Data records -
──────────────────────────────

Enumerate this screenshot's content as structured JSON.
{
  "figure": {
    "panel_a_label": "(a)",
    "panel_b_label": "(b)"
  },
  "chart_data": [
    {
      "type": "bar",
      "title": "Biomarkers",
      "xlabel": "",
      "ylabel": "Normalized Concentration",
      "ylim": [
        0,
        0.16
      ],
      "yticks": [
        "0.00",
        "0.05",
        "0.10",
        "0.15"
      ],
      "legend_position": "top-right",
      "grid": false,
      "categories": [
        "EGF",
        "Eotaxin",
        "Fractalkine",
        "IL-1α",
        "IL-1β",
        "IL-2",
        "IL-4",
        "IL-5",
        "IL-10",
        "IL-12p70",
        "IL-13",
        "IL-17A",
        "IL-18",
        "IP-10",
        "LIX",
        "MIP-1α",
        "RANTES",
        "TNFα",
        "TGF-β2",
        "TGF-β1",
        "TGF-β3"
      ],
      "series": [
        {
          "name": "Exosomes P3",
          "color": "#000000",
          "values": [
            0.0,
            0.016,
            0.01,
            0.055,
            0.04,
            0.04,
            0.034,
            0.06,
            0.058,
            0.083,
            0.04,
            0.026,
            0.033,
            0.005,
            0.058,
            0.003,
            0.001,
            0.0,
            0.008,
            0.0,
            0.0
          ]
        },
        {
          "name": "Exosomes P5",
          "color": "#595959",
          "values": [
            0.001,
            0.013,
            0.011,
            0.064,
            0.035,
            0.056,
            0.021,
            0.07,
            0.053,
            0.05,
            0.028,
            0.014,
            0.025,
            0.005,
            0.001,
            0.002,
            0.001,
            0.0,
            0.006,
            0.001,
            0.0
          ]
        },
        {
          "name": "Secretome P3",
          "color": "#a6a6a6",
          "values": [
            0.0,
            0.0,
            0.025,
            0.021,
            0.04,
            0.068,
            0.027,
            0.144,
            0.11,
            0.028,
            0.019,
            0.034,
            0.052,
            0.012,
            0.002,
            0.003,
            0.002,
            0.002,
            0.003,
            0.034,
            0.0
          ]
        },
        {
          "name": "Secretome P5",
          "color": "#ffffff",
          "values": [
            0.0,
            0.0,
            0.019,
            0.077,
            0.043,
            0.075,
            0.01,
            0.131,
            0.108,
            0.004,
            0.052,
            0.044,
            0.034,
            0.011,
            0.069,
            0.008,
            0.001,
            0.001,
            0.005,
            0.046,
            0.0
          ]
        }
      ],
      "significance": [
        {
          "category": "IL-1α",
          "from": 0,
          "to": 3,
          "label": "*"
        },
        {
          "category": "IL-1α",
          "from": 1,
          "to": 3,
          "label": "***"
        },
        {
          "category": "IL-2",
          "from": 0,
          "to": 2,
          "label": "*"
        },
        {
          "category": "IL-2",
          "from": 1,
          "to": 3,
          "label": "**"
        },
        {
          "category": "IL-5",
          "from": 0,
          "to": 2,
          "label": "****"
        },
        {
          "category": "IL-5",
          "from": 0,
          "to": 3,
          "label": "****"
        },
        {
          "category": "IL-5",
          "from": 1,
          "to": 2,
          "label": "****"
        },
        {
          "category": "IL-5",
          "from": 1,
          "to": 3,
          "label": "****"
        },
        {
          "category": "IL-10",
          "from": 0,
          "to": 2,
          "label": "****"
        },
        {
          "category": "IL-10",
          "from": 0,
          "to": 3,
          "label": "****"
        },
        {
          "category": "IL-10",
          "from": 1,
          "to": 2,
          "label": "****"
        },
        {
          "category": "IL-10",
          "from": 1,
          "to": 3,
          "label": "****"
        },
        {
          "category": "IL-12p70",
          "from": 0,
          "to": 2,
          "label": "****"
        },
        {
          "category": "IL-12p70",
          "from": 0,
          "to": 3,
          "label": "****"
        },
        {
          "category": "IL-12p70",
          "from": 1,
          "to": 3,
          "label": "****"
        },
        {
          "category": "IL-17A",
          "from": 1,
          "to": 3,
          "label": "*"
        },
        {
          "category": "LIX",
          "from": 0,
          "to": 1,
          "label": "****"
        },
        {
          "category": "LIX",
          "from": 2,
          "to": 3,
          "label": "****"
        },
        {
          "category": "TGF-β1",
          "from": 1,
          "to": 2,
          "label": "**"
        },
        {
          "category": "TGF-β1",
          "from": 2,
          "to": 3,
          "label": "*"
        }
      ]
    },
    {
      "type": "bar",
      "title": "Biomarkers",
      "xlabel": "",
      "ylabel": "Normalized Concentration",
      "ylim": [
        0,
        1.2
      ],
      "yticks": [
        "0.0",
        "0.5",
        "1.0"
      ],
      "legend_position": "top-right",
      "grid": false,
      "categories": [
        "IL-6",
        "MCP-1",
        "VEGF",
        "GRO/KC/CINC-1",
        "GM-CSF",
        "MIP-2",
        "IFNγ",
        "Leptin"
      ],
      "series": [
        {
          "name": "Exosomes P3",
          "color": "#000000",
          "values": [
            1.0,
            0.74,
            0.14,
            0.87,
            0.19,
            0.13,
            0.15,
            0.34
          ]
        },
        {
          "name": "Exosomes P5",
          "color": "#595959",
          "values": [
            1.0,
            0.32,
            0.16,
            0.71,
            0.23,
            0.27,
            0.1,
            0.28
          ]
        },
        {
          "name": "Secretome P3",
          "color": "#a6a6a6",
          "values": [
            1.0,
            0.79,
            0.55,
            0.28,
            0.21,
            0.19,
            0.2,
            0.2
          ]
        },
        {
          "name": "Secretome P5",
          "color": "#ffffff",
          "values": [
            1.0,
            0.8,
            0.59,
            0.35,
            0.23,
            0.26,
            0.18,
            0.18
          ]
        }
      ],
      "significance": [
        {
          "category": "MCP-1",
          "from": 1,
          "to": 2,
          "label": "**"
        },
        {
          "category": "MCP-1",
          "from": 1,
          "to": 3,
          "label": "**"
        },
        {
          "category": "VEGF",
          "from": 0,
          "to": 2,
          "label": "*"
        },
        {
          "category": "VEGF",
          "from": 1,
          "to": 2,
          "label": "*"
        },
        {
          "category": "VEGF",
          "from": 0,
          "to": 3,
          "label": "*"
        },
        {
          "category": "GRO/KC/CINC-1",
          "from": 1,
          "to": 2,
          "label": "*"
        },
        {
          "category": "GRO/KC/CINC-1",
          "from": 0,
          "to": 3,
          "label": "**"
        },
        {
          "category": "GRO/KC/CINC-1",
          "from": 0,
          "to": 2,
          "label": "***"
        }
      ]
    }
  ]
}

──────────────────────────────

STATED EXERCISE - All of the data needs to be reproduced exactly, with no line missing.

RESULT OF THIS EXERCISE -
Enumerate this screenshot's content as structured JSON.
{
  "figure": {
    "panel_a_label": "(a)",
    "panel_b_label": "(b)"
  },
  "chart_data": [
    {
      "type": "bar",
      "title": "Biomarkers",
      "xlabel": "",
      "ylabel": "Normalized Concentration",
      "ylim": [
        0,
        0.16
      ],
      "yticks": [
        "0.00",
        "0.05",
        "0.10",
        "0.15"
      ],
      "legend_position": "top-right",
      "grid": false,
      "categories": [
        "EGF",
        "Eotaxin",
        "Fractalkine",
        "IL-1α",
        "IL-1β",
        "IL-2",
        "IL-4",
        "IL-5",
        "IL-10",
        "IL-12p70",
        "IL-13",
        "IL-17A",
        "IL-18",
        "IP-10",
        "LIX",
        "MIP-1α",
        "RANTES",
        "TNFα",
        "TGF-β2",
        "TGF-β1",
        "TGF-β3"
      ],
      "series": [
        {
          "name": "Exosomes P3",
          "color": "#000000",
          "values": [
            0.0,
            0.016,
            0.01,
            0.055,
            0.04,
            0.04,
            0.034,
            0.06,
            0.058,
            0.083,
            0.04,
            0.026,
            0.033,
            0.005,
            0.058,
            0.003,
            0.001,
            0.0,
            0.008,
            0.0,
            0.0
          ]
        },
        {
          "name": "Exosomes P5",
          "color": "#595959",
          "values": [
            0.001,
            0.013,
            0.011,
            0.064,
            0.035,
            0.056,
            0.021,
            0.07,
            0.053,
            0.05,
            0.028,
            0.014,
            0.025,
            0.005,
            0.001,
            0.002,
            0.001,
            0.0,
            0.006,
            0.001,
            0.0
          ]
        },
        {
          "name": "Secretome P3",
          "color": "#a6a6a6",
          "values": [
            0.0,
            0.0,
            0.025,
            0.021,
            0.04,
            0.068,
            0.027,
            0.144,
            0.11,
            0.028,
            0.019,
            0.034,
            0.052,
            0.012,
            0.002,
            0.003,
            0.002,
            0.002,
            0.003,
            0.034,
            0.0
          ]
        },
        {
          "name": "Secretome P5",
          "color": "#ffffff",
          "values": [
            0.0,
            0.0,
            0.019,
            0.077,
            0.043,
            0.075,
            0.01,
            0.131,
            0.108,
            0.004,
            0.052,
            0.044,
            0.034,
            0.011,
            0.069,
            0.008,
            0.001,
            0.001,
            0.005,
            0.046,
            0.0
          ]
        }
      ],
      "significance": [
        {
          "category": "IL-1α",
          "from": 0,
          "to": 3,
          "label": "*"
        },
        {
          "category": "IL-1α",
          "from": 1,
          "to": 3,
          "label": "***"
        },
        {
          "category": "IL-2",
          "from": 0,
          "to": 2,
          "label": "*"
        },
        {
          "category": "IL-2",
          "from": 1,
          "to": 3,
          "label": "**"
        },
        {
          "category": "IL-5",
          "from": 0,
          "to": 2,
          "label": "****"
        },
        {
          "category": "IL-5",
          "from": 0,
          "to": 3,
          "label": "****"
        },
        {
          "category": "IL-5",
          "from": 1,
          "to": 2,
          "label": "****"
        },
        {
          "category": "IL-5",
          "from": 1,
          "to": 3,
          "label": "****"
        },
        {
          "category": "IL-10",
          "from": 0,
          "to": 2,
          "label": "****"
        },
        {
          "category": "IL-10",
          "from": 0,
          "to": 3,
          "label": "****"
        },
        {
          "category": "IL-10",
          "from": 1,
          "to": 2,
          "label": "****"
        },
        {
          "category": "IL-10",
          "from": 1,
          "to": 3,
          "label": "****"
        },
        {
          "category": "IL-12p70",
          "from": 0,
          "to": 2,
          "label": "****"
        },
        {
          "category": "IL-12p70",
          "from": 0,
          "to": 3,
          "label": "****"
        },
        {
          "category": "IL-12p70",
          "from": 1,
          "to": 3,
          "label": "****"
        },
        {
          "category": "IL-17A",
          "from": 1,
          "to": 3,
          "label": "*"
        },
        {
          "category": "LIX",
          "from": 0,
          "to": 1,
          "label": "****"
        },
        {
          "category": "LIX",
          "from": 2,
          "to": 3,
          "label": "****"
        },
        {
          "category": "TGF-β1",
          "from": 1,
          "to": 2,
          "label": "**"
        },
        {
          "category": "TGF-β1",
          "from": 2,
          "to": 3,
          "label": "*"
        }
      ]
    },
    {
      "type": "bar",
      "title": "Biomarkers",
      "xlabel": "",
      "ylabel": "Normalized Concentration",
      "ylim": [
        0,
        1.2
      ],
      "yticks": [
        "0.0",
        "0.5",
        "1.0"
      ],
      "legend_position": "top-right",
      "grid": false,
      "categories": [
        "IL-6",
        "MCP-1",
        "VEGF",
        "GRO/KC/CINC-1",
        "GM-CSF",
        "MIP-2",
        "IFNγ",
        "Leptin"
      ],
      "series": [
        {
          "name": "Exosomes P3",
          "color": "#000000",
          "values": [
            1.0,
            0.74,
            0.14,
            0.87,
            0.19,
            0.13,
            0.15,
            0.34
          ]
        },
        {
          "name": "Exosomes P5",
          "color": "#595959",
          "values": [
            1.0,
            0.32,
            0.16,
            0.71,
            0.23,
            0.27,
            0.1,
            0.28
          ]
        },
        {
          "name": "Secretome P3",
          "color": "#a6a6a6",
          "values": [
            1.0,
            0.79,
            0.55,
            0.28,
            0.21,
            0.19,
            0.2,
            0.2
          ]
        },
        {
          "name": "Secretome P5",
          "color": "#ffffff",
          "values": [
            1.0,
            0.8,
            0.59,
            0.35,
            0.23,
            0.26,
            0.18,
            0.18
          ]
        }
      ],
      "significance": [
        {
          "category": "MCP-1",
          "from": 1,
          "to": 2,
          "label": "**"
        },
        {
          "category": "MCP-1",
          "from": 1,
          "to": 3,
          "label": "**"
        },
        {
          "category": "VEGF",
          "from": 0,
          "to": 2,
          "label": "*"
        },
        {
          "category": "VEGF",
          "from": 1,
          "to": 2,
          "label": "*"
        },
        {
          "category": "VEGF",
          "from": 0,
          "to": 3,
          "label": "*"
        },
        {
          "category": "GRO/KC/CINC-1",
          "from": 1,
          "to": 2,
          "label": "*"
        },
        {
          "category": "GRO/KC/CINC-1",
          "from": 0,
          "to": 3,
          "label": "**"
        },
        {
          "category": "GRO/KC/CINC-1",
          "from": 0,
          "to": 2,
          "label": "***"
        }
      ]
    }
  ]
}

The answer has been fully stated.